**Request:**
All lines from the line containing "Type out the text in this image." up to and including the last line of the listing below should be echoed exactly; no other lines belong in the response.

**Stored data entries:**
>>>>

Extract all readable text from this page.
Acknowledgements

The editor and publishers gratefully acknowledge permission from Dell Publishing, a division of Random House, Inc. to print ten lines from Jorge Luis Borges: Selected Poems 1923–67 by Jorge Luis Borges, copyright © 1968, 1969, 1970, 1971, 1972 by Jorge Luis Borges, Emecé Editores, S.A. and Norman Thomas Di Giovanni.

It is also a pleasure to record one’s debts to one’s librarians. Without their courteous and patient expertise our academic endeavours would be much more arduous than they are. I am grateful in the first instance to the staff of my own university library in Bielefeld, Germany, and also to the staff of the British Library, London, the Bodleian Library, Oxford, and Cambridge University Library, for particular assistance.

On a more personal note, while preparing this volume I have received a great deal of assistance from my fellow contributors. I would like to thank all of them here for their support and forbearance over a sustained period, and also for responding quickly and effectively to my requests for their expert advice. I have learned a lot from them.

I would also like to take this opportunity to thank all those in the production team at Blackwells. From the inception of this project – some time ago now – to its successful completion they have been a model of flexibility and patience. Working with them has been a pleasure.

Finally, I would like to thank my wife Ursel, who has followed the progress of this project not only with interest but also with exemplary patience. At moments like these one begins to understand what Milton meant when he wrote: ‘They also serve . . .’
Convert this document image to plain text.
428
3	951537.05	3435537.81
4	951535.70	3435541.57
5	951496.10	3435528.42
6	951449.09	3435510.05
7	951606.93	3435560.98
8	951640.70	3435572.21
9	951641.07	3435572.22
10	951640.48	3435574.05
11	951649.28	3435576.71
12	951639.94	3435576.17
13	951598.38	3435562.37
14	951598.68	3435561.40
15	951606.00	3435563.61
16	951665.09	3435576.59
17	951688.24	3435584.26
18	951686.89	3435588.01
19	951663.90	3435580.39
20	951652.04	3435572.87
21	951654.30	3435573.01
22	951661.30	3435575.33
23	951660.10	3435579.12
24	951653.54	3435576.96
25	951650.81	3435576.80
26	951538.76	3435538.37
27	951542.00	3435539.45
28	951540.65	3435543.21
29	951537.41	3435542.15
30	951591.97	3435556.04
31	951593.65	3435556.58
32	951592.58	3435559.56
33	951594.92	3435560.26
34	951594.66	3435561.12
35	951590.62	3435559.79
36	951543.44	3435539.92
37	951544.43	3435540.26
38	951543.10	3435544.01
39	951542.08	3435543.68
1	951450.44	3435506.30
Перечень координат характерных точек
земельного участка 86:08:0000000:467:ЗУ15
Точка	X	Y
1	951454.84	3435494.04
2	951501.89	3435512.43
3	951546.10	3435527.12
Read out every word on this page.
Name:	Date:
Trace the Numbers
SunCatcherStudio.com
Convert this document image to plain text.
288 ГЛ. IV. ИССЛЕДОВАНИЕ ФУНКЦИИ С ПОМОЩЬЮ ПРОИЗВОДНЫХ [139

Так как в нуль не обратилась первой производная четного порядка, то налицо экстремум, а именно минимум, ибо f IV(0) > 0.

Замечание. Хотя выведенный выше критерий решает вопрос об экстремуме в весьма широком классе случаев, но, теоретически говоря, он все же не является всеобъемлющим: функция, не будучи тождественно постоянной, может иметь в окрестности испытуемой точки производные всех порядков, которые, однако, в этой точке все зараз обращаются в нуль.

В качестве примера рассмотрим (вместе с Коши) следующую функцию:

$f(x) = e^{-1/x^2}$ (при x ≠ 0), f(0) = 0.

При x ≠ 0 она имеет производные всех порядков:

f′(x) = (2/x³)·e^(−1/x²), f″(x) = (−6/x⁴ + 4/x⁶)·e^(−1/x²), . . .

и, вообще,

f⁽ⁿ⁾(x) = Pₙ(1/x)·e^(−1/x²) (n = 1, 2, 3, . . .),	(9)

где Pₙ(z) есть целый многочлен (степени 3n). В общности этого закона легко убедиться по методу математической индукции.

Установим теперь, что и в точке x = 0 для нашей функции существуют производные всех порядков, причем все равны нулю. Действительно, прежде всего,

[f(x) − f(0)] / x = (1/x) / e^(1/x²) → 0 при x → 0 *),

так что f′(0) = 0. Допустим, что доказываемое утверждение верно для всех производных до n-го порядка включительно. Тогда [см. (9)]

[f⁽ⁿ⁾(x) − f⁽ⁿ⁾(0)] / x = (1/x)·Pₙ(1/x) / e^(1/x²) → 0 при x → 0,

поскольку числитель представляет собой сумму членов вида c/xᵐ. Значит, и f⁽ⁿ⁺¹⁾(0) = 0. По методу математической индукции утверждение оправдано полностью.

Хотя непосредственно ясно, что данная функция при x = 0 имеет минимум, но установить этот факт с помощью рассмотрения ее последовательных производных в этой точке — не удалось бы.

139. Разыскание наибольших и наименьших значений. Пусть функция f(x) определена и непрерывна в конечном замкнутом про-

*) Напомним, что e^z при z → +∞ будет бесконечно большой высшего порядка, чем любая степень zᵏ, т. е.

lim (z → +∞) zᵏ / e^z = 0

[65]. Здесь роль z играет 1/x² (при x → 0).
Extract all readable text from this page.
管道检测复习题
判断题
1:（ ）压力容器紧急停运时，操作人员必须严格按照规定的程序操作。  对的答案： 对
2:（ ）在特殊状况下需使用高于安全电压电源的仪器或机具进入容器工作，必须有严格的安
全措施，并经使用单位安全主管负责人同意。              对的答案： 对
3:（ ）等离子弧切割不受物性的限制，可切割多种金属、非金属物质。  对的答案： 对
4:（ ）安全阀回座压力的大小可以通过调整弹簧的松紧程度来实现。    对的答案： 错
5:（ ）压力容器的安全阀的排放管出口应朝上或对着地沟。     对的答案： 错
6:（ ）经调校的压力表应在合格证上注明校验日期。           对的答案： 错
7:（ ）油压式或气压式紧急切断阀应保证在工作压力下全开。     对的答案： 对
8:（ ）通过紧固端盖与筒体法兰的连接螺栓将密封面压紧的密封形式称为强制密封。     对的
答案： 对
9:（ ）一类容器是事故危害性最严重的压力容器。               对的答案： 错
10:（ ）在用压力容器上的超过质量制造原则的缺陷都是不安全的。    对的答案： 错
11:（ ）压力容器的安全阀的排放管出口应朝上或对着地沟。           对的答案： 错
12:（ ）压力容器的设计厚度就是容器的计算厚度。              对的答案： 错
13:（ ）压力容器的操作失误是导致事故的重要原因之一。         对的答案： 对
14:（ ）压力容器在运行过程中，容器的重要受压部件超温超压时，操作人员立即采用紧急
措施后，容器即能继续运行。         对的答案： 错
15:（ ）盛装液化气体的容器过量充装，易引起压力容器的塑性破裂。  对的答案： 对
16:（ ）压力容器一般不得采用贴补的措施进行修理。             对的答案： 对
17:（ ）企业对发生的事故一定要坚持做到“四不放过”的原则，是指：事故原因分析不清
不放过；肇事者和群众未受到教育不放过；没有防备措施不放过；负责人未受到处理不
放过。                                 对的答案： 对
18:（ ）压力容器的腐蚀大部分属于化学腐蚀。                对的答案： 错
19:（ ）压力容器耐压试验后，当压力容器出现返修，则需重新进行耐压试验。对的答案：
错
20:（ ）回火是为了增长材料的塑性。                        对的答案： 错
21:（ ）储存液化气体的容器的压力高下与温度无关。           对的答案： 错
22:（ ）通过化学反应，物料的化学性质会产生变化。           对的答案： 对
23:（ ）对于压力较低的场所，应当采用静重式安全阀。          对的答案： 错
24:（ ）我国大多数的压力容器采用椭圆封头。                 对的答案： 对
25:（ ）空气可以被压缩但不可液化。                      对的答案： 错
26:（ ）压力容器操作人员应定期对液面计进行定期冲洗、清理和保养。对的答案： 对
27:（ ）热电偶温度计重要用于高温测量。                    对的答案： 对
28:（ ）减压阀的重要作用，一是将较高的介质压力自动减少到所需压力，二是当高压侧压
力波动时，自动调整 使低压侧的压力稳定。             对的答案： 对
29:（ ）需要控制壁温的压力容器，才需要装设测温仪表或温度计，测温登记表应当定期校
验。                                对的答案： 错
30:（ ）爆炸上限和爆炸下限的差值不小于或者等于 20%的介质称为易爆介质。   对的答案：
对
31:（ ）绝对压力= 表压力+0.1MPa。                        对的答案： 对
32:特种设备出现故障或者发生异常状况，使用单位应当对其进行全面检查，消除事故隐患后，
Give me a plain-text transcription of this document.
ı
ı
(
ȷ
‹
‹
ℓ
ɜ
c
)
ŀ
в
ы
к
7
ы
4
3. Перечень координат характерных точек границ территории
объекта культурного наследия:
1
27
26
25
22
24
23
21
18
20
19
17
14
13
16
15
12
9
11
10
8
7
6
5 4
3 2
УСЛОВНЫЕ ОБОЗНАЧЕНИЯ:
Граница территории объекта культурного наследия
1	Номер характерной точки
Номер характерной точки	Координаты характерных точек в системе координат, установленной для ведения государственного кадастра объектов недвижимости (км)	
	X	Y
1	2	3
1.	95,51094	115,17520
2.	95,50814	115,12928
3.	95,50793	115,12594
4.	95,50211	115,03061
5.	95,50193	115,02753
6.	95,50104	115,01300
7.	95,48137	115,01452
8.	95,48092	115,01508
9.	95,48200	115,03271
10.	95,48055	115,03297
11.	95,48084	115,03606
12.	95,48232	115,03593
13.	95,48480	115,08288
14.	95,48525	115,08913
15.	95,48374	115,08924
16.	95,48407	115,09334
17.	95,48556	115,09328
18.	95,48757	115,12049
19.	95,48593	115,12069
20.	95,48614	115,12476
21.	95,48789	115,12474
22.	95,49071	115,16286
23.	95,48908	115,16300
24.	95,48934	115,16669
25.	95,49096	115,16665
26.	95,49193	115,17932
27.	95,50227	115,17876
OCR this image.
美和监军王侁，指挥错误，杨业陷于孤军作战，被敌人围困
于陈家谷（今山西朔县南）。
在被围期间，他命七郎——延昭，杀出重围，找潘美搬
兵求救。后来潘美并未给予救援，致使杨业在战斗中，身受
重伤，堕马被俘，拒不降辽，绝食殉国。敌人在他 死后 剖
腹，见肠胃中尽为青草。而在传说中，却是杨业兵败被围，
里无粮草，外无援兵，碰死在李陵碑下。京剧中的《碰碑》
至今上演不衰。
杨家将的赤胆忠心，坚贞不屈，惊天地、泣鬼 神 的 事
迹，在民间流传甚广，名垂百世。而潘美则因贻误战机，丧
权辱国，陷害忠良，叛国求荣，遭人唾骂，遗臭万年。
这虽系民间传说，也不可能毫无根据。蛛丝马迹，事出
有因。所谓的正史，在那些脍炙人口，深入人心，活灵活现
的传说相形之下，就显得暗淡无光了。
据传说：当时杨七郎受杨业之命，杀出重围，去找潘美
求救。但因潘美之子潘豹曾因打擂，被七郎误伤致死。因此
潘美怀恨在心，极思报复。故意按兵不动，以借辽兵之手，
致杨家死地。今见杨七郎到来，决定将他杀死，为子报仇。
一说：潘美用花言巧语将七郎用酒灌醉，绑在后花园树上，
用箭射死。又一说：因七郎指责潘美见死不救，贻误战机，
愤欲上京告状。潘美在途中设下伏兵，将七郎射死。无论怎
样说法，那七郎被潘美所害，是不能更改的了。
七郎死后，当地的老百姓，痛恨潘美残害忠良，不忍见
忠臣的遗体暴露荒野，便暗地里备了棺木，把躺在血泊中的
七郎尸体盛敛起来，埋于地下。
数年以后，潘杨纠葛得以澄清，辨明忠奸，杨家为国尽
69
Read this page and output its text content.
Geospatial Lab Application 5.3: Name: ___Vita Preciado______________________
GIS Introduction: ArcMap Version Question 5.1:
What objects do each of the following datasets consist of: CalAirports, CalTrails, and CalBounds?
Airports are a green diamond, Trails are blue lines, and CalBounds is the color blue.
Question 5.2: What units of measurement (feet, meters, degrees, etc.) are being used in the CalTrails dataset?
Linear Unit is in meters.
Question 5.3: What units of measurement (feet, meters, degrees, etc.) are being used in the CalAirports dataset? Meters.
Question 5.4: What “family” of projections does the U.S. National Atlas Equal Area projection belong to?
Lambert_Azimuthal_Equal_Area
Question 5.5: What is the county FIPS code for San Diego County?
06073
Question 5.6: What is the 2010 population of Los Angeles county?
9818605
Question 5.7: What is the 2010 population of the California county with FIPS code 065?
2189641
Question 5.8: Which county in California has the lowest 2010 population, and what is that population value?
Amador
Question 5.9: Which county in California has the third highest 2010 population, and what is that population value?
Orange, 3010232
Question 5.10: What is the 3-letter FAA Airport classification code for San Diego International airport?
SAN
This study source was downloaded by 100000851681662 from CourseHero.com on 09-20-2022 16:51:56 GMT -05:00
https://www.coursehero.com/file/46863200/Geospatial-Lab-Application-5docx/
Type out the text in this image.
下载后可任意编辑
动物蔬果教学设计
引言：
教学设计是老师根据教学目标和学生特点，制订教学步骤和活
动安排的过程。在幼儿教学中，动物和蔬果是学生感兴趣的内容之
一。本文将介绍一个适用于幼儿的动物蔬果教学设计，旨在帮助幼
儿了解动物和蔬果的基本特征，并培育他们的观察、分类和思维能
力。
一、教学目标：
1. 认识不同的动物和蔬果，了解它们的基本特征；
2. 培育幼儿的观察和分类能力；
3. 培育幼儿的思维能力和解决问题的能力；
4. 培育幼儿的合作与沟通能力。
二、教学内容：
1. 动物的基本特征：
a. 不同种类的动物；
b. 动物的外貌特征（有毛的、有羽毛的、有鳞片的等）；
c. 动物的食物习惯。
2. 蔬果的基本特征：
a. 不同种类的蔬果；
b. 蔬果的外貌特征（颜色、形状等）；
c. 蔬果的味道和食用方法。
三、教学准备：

<<<<

**The result:**
Type out the text in this image.
下载后可任意编辑
动物蔬果教学设计
引言：
教学设计是老师根据教学目标和学生特点，制订教学步骤和活
动安排的过程。在幼儿教学中，动物和蔬果是学生感兴趣的内容之
一。本文将介绍一个适用于幼儿的动物蔬果教学设计，旨在帮助幼
儿了解动物和蔬果的基本特征，并培育他们的观察、分类和思维能
力。
一、教学目标：
1. 认识不同的动物和蔬果，了解它们的基本特征；
2. 培育幼儿的观察和分类能力；
3. 培育幼儿的思维能力和解决问题的能力；
4. 培育幼儿的合作与沟通能力。
二、教学内容：
1. 动物的基本特征：
a. 不同种类的动物；
b. 动物的外貌特征（有毛的、有羽毛的、有鳞片的等）；
c. 动物的食物习惯。
2. 蔬果的基本特征：
a. 不同种类的蔬果；
b. 蔬果的外貌特征（颜色、形状等）；
c. 蔬果的味道和食用方法。
三、教学准备：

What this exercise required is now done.